■ **SHORT TASK**:
Print the rows below exactly as they appear, starting with the line containing "x-tick-label: 2000 (204, 431, 228, 444)" and ending with the last row. Include both of these lines.

■ **Recorded data**:
= = = = =

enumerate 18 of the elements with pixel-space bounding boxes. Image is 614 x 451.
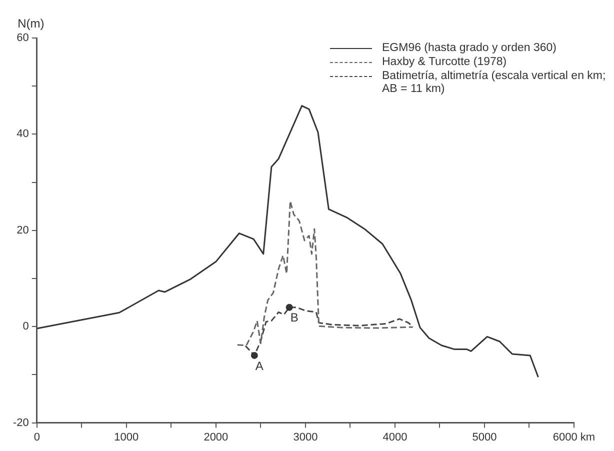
x-tick-label: 2000 (204, 431, 228, 444)
annotation: A (255, 358, 264, 373)
y-tick-label: 40 (16, 128, 29, 140)
y-tick-label: -20 (12, 416, 29, 429)
x-tick-label: 3000 (293, 431, 318, 444)
annotation: B (290, 310, 298, 325)
y-axis-title: N(m) (18, 16, 44, 30)
x-tick-label: 4000 (382, 431, 408, 444)
x-tick-label: 5000 (472, 431, 497, 444)
legend-label: Batimetría, altimetría (escala vertical en km; AB = 11 km) (382, 70, 607, 96)
y-tick-label: 20 (16, 224, 29, 236)
y-tick-label: 0 (22, 320, 29, 333)
legend-label: Haxby & Turcotte (1978) (382, 56, 507, 69)
x-tick-label: 0 (34, 431, 40, 444)
legend-label: EGM96 (hasta grado y orden 360) (382, 42, 557, 55)
x-tick-label: 6000 km (552, 431, 596, 444)
x-tick-label: 1000 (114, 431, 139, 444)
y-tick-label: 60 (16, 32, 29, 44)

= = = = =

■ **ANSWER IN FULL**:
x-tick-label: 2000 (204, 431, 228, 444)
annotation: A (255, 358, 264, 373)
y-tick-label: 40 (16, 128, 29, 140)
y-tick-label: -20 (12, 416, 29, 429)
x-tick-label: 3000 (293, 431, 318, 444)
annotation: B (290, 310, 298, 325)
y-axis-title: N(m) (18, 16, 44, 30)
x-tick-label: 4000 (382, 431, 408, 444)
x-tick-label: 5000 (472, 431, 497, 444)
legend-label: Batimetría, altimetría (escala vertical en km; AB = 11 km) (382, 70, 607, 96)
y-tick-label: 20 (16, 224, 29, 236)
y-tick-label: 0 (22, 320, 29, 333)
legend-label: Haxby & Turcotte (1978) (382, 56, 507, 69)
x-tick-label: 0 (34, 431, 40, 444)
legend-label: EGM96 (hasta grado y orden 360) (382, 42, 557, 55)
x-tick-label: 6000 km (552, 431, 596, 444)
x-tick-label: 1000 (114, 431, 139, 444)
y-tick-label: 60 (16, 32, 29, 44)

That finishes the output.